Which lines hold the word "supper"? Show each of them.

--- Records for this task ---

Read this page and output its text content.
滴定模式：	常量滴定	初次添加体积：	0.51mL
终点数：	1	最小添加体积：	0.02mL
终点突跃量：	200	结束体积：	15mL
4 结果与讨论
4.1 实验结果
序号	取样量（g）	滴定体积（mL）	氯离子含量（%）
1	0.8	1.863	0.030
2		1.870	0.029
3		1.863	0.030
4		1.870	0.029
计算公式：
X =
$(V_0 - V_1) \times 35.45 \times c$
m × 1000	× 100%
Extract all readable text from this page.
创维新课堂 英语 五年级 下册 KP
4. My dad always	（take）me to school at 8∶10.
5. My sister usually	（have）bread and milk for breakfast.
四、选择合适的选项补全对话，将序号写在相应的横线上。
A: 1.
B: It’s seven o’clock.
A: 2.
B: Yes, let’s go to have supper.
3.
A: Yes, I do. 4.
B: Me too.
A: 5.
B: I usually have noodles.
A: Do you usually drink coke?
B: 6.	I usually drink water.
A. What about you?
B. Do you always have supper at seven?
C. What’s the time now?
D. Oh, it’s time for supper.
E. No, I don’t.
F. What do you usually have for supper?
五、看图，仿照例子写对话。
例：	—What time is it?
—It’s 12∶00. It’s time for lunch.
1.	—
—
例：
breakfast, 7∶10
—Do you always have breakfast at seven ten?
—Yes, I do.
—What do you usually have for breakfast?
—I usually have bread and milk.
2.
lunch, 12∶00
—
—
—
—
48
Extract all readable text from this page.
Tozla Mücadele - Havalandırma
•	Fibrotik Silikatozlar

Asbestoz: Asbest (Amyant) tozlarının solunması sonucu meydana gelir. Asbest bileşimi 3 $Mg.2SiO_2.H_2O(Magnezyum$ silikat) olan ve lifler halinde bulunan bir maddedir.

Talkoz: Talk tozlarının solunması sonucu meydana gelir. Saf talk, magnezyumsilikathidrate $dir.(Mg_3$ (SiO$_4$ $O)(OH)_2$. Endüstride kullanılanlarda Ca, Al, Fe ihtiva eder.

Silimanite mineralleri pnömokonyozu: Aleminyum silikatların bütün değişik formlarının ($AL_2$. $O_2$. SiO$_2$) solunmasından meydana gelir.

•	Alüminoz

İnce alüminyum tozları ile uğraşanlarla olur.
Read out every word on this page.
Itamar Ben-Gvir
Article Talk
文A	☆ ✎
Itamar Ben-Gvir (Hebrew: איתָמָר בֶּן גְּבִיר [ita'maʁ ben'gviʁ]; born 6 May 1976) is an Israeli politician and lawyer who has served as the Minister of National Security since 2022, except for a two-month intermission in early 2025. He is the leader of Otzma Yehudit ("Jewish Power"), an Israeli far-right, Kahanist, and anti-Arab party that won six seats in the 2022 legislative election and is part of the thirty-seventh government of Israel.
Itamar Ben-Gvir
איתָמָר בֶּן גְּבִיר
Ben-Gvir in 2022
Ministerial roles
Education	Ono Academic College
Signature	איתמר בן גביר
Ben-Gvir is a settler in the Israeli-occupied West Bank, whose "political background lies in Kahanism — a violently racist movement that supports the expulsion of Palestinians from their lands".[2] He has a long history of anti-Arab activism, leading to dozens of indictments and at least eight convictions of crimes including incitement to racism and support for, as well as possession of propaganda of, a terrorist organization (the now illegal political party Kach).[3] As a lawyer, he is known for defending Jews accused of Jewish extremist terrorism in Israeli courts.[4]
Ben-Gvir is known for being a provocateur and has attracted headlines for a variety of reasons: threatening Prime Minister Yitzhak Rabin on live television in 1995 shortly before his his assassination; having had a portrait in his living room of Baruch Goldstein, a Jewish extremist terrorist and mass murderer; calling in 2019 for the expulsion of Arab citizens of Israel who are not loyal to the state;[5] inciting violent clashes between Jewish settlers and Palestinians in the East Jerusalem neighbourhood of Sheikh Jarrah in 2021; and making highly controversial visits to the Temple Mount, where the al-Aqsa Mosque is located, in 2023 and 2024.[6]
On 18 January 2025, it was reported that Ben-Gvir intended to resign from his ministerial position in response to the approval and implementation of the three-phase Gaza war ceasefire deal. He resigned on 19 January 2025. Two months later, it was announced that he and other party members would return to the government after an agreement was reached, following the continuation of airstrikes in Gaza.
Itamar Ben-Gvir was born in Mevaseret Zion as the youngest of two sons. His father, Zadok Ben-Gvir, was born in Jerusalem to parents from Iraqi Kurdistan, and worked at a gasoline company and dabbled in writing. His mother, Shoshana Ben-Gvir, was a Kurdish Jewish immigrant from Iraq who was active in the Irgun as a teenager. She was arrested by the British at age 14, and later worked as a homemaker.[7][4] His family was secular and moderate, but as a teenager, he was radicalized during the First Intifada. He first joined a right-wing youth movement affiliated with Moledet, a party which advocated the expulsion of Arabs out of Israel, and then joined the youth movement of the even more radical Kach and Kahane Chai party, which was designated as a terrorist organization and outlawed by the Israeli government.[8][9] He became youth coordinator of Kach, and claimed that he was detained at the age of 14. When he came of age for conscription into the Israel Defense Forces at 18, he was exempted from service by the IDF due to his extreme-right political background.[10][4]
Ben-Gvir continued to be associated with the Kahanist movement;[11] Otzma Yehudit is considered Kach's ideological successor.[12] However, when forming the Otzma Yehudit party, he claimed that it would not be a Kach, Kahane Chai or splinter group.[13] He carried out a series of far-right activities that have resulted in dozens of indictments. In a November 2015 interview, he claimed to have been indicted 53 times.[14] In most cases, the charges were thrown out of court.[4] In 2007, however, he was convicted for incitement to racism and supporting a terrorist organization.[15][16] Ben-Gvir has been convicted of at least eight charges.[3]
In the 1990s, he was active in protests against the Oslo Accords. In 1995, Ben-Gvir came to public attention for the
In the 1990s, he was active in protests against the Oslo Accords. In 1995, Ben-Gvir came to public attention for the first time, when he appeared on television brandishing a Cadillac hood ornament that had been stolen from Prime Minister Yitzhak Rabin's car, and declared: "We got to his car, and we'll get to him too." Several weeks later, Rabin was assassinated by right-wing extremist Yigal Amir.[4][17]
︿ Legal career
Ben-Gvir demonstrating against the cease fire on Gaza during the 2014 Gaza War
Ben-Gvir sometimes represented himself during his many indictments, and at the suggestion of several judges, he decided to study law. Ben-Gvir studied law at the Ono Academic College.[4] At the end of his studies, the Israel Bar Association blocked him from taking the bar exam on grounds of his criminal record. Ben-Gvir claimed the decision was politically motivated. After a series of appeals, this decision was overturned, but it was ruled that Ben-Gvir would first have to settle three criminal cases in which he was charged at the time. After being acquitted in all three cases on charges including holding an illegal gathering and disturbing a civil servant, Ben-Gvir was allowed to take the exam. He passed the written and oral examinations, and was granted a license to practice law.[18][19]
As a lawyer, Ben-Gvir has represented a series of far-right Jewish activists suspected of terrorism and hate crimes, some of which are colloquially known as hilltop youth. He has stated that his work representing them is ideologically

---

* _Correct result_:
B: Yes, let’s go to have supper.
B. Do you always have supper at seven?
D. Oh, it’s time for supper.
F. What do you usually have for supper?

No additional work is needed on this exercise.